What needs to be done
Locate and copy each line in the data that contains the word "this".

Supplied entries
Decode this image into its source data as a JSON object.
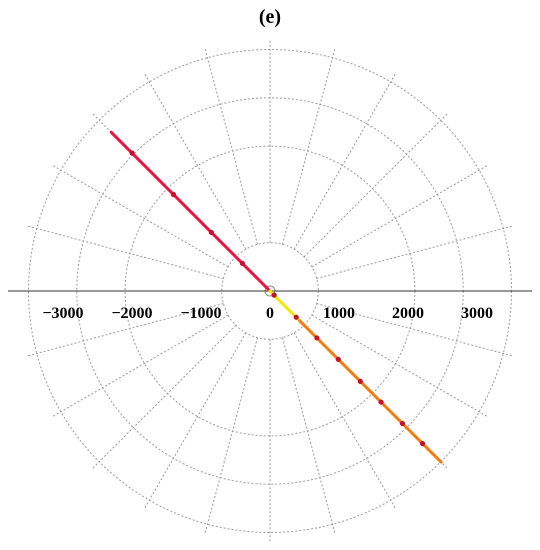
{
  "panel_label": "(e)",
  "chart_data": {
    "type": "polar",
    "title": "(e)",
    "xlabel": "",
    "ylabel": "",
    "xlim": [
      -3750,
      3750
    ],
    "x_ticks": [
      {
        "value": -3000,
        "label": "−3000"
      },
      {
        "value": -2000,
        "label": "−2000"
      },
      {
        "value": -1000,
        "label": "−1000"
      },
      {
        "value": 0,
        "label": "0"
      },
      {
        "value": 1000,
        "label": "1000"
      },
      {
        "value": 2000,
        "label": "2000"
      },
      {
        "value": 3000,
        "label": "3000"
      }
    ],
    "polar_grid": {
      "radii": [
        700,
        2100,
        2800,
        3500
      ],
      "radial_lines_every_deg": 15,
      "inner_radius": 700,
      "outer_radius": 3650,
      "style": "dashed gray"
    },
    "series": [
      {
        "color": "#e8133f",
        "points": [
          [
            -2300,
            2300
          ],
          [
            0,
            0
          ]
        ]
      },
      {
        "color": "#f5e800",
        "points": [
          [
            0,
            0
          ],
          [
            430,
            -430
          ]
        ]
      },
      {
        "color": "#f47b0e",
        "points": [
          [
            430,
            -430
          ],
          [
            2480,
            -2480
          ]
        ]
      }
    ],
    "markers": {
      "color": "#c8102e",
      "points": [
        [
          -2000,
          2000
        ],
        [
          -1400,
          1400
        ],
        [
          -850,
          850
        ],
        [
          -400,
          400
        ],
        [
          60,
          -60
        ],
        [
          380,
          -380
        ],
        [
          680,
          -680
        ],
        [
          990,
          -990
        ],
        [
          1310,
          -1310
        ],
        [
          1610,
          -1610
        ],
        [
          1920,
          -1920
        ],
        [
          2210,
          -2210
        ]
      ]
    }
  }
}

---

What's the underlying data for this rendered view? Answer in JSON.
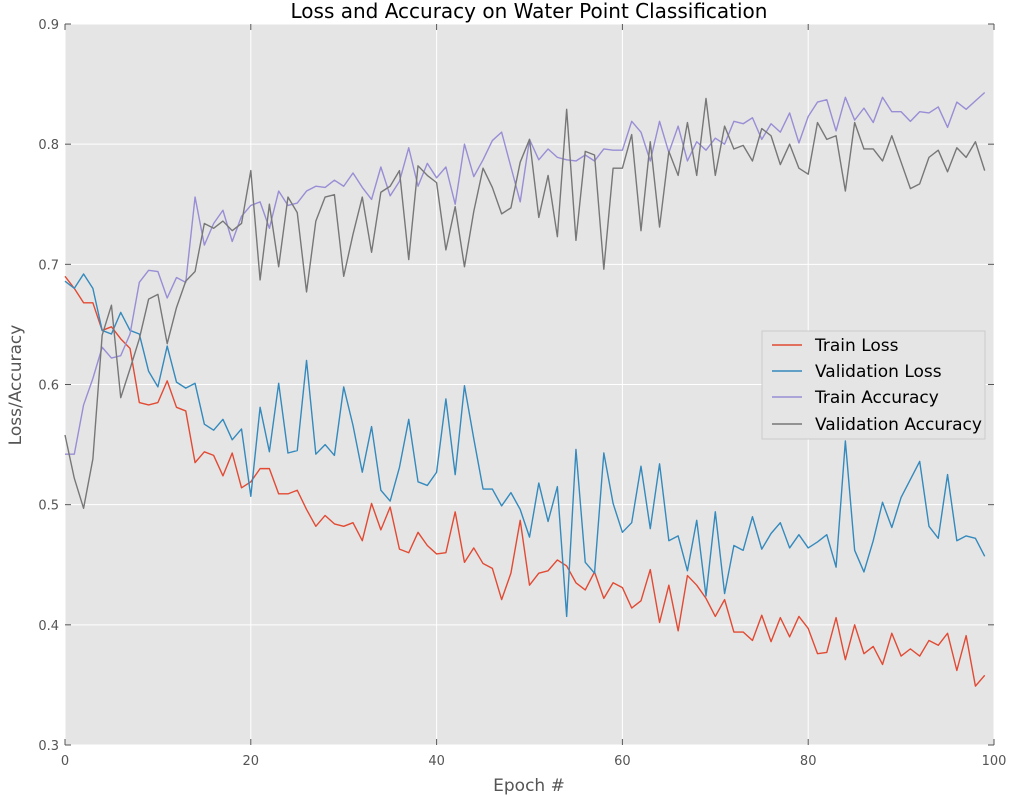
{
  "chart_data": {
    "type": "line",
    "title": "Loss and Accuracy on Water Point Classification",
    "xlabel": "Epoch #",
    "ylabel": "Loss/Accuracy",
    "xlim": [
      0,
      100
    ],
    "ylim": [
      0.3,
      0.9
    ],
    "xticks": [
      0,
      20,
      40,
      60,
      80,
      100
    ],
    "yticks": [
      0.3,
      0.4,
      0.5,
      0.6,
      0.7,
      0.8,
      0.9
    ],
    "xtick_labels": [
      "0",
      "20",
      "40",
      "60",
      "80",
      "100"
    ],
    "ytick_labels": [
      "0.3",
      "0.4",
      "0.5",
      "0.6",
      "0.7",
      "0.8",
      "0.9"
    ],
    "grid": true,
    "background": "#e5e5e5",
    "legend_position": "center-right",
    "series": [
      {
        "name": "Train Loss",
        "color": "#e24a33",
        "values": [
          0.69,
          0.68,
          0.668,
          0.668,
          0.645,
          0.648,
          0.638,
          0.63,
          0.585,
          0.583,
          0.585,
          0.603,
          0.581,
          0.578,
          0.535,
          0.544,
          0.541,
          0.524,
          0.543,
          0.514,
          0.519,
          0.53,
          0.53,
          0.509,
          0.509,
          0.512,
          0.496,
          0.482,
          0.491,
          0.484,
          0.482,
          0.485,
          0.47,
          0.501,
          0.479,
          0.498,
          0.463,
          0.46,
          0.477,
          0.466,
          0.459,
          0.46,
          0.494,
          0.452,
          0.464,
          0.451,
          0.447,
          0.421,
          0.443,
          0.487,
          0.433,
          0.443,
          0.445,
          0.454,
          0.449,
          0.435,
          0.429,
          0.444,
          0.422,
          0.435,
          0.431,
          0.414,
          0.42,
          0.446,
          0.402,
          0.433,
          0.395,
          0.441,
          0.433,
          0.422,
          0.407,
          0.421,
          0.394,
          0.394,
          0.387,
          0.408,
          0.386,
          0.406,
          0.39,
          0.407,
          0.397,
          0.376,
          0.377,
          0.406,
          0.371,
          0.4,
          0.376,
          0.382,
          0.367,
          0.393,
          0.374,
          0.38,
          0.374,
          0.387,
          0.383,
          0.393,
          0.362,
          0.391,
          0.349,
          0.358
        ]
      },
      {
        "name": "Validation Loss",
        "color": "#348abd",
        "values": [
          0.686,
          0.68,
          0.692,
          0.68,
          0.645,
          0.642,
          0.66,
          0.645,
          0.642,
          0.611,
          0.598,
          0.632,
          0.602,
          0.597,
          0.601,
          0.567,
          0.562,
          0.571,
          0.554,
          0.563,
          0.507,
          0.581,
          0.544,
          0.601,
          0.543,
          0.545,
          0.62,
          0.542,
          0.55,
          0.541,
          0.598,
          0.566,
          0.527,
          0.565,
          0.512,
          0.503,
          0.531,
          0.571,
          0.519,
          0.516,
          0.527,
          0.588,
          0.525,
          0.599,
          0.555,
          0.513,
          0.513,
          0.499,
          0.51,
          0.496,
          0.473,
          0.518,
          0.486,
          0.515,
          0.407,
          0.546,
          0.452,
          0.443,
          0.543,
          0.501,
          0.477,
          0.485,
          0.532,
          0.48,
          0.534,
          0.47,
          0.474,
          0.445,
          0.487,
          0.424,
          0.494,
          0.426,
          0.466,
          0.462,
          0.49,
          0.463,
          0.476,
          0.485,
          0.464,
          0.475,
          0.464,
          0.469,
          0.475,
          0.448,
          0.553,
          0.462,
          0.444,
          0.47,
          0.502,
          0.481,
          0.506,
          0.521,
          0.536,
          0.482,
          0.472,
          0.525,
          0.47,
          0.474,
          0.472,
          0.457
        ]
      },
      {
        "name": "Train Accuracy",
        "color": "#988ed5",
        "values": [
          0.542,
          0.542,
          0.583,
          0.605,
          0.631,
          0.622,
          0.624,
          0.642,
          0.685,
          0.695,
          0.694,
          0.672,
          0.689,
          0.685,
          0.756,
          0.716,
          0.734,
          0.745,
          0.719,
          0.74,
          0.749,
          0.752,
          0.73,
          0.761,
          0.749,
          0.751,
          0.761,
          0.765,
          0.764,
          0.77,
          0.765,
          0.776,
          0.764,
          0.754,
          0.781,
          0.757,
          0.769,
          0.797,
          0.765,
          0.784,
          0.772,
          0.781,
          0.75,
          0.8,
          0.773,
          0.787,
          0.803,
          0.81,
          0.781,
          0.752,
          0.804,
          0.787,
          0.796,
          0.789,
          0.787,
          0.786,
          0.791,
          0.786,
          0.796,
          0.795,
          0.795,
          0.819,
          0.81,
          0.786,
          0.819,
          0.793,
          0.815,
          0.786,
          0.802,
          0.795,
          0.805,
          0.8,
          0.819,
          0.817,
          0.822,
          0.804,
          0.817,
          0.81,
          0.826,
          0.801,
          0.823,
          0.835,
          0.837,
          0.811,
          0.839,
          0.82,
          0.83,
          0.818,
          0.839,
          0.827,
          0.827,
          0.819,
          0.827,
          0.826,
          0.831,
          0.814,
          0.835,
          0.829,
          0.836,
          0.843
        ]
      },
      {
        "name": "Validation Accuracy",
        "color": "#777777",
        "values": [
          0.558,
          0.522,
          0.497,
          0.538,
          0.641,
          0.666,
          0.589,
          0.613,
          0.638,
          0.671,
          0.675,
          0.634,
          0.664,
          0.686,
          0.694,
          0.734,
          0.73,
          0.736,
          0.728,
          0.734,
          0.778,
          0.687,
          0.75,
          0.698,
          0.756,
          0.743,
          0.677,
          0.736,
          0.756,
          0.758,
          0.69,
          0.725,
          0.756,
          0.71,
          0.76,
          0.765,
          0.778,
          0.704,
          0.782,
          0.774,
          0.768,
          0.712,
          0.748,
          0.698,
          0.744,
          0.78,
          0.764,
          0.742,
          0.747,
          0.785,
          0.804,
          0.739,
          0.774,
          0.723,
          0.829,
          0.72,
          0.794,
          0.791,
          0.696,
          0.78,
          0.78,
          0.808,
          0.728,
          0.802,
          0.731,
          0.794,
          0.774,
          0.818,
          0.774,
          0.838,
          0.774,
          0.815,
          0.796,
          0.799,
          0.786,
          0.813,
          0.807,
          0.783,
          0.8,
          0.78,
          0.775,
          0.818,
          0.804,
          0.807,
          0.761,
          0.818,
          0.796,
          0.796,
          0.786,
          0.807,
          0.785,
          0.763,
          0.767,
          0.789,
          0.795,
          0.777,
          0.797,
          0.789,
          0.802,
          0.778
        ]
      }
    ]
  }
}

Written answer
Decode this image into its source data as a JSON object.
What's the underlying data for this rendered view? Answer in JSON.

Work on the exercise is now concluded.